Excerpted records.
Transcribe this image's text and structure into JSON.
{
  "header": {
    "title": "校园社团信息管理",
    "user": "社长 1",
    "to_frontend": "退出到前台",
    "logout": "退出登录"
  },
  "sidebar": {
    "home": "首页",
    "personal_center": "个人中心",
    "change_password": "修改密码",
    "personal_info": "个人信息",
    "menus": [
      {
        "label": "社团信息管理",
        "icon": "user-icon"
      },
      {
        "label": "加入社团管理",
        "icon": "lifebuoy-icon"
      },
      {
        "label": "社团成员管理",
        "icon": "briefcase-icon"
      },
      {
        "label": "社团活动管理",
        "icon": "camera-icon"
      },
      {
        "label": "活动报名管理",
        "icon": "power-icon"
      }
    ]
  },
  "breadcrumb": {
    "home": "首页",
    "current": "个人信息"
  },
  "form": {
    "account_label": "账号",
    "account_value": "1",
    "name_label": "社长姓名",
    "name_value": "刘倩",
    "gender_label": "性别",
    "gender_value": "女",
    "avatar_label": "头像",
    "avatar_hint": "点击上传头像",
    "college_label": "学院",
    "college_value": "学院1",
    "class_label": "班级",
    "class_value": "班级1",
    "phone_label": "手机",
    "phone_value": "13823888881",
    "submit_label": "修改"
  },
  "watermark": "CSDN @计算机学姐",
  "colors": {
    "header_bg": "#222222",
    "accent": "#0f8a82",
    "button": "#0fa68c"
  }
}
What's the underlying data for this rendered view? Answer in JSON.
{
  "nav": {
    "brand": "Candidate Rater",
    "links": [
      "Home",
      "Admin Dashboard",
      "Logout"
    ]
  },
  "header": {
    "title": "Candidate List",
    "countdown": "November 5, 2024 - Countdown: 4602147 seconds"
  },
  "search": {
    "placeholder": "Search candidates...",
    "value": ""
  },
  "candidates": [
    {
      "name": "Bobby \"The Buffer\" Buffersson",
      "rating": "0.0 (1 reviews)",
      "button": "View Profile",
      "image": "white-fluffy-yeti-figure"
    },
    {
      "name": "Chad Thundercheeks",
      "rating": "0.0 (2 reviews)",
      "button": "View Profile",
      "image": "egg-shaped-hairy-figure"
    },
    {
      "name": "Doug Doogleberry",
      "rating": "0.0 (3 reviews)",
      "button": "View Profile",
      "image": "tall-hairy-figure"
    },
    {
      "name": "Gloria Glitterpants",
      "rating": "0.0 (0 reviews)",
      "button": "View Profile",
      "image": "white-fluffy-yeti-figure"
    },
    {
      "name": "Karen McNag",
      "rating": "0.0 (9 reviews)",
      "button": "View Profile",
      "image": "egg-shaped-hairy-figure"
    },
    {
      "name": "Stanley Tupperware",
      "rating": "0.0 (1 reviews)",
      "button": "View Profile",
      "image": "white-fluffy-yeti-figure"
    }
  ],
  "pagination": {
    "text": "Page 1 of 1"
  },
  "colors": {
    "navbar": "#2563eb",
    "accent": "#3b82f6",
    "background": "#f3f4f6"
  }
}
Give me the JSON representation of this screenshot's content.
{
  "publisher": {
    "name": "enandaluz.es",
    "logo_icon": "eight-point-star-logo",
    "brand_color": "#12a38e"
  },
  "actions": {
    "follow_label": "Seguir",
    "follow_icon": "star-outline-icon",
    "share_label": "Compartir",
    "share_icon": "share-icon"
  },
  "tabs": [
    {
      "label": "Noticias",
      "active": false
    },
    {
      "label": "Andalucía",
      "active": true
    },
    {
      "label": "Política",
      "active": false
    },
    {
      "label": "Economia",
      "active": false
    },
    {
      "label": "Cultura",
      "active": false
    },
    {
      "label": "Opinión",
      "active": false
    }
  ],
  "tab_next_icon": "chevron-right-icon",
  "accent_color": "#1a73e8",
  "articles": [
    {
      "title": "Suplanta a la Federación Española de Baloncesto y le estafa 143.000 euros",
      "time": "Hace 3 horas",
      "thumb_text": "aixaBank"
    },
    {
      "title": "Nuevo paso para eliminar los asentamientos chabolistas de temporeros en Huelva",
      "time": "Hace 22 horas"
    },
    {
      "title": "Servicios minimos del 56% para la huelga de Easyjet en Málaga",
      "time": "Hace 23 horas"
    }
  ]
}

Directive. Retype the material in full. Each word must match.

Final answer.
Transcribe this image's text and structure into JSON.
{
  "header": {
    "title": "校园社团信息管理",
    "user": "社长 1",
    "to_frontend": "退出到前台",
    "logout": "退出登录"
  },
  "sidebar": {
    "home": "首页",
    "personal_center": "个人中心",
    "change_password": "修改密码",
    "personal_info": "个人信息",
    "menus": [
      {
        "label": "社团信息管理",
        "icon": "user-icon"
      },
      {
        "label": "加入社团管理",
        "icon": "lifebuoy-icon"
      },
      {
        "label": "社团成员管理",
        "icon": "briefcase-icon"
      },
      {
        "label": "社团活动管理",
        "icon": "camera-icon"
      },
      {
        "label": "活动报名管理",
        "icon": "power-icon"
      }
    ]
  },
  "breadcrumb": {
    "home": "首页",
    "current": "个人信息"
  },
  "form": {
    "account_label": "账号",
    "account_value": "1",
    "name_label": "社长姓名",
    "name_value": "刘倩",
    "gender_label": "性别",
    "gender_value": "女",
    "avatar_label": "头像",
    "avatar_hint": "点击上传头像",
    "college_label": "学院",
    "college_value": "学院1",
    "class_label": "班级",
    "class_value": "班级1",
    "phone_label": "手机",
    "phone_value": "13823888881",
    "submit_label": "修改"
  },
  "watermark": "CSDN @计算机学姐",
  "colors": {
    "header_bg": "#222222",
    "accent": "#0f8a82",
    "button": "#0fa68c"
  }
}
What's the underlying data for this rendered view? Answer in JSON.
{
  "nav": {
    "brand": "Candidate Rater",
    "links": [
      "Home",
      "Admin Dashboard",
      "Logout"
    ]
  },
  "header": {
    "title": "Candidate List",
    "countdown": "November 5, 2024 - Countdown: 4602147 seconds"
  },
  "search": {
    "placeholder": "Search candidates...",
    "value": ""
  },
  "candidates": [
    {
      "name": "Bobby \"The Buffer\" Buffersson",
      "rating": "0.0 (1 reviews)",
      "button": "View Profile",
      "image": "white-fluffy-yeti-figure"
    },
    {
      "name": "Chad Thundercheeks",
      "rating": "0.0 (2 reviews)",
      "button": "View Profile",
      "image": "egg-shaped-hairy-figure"
    },
    {
      "name": "Doug Doogleberry",
      "rating": "0.0 (3 reviews)",
      "button": "View Profile",
      "image": "tall-hairy-figure"
    },
    {
      "name": "Gloria Glitterpants",
      "rating": "0.0 (0 reviews)",
      "button": "View Profile",
      "image": "white-fluffy-yeti-figure"
    },
    {
      "name": "Karen McNag",
      "rating": "0.0 (9 reviews)",
      "button": "View Profile",
      "image": "egg-shaped-hairy-figure"
    },
    {
      "name": "Stanley Tupperware",
      "rating": "0.0 (1 reviews)",
      "button": "View Profile",
      "image": "white-fluffy-yeti-figure"
    }
  ],
  "pagination": {
    "text": "Page 1 of 1"
  },
  "colors": {
    "navbar": "#2563eb",
    "accent": "#3b82f6",
    "background": "#f3f4f6"
  }
}
Give me the JSON representation of this screenshot's content.
{
  "publisher": {
    "name": "enandaluz.es",
    "logo_icon": "eight-point-star-logo",
    "brand_color": "#12a38e"
  },
  "actions": {
    "follow_label": "Seguir",
    "follow_icon": "star-outline-icon",
    "share_label": "Compartir",
    "share_icon": "share-icon"
  },
  "tabs": [
    {
      "label": "Noticias",
      "active": false
    },
    {
      "label": "Andalucía",
      "active": true
    },
    {
      "label": "Política",
      "active": false
    },
    {
      "label": "Economia",
      "active": false
    },
    {
      "label": "Cultura",
      "active": false
    },
    {
      "label": "Opinión",
      "active": false
    }
  ],
  "tab_next_icon": "chevron-right-icon",
  "accent_color": "#1a73e8",
  "articles": [
    {
      "title": "Suplanta a la Federación Española de Baloncesto y le estafa 143.000 euros",
      "time": "Hace 3 horas",
      "thumb_text": "aixaBank"
    },
    {
      "title": "Nuevo paso para eliminar los asentamientos chabolistas de temporeros en Huelva",
      "time": "Hace 22 horas"
    },
    {
      "title": "Servicios minimos del 56% para la huelga de Easyjet en Málaga",
      "time": "Hace 23 horas"
    }
  ]
}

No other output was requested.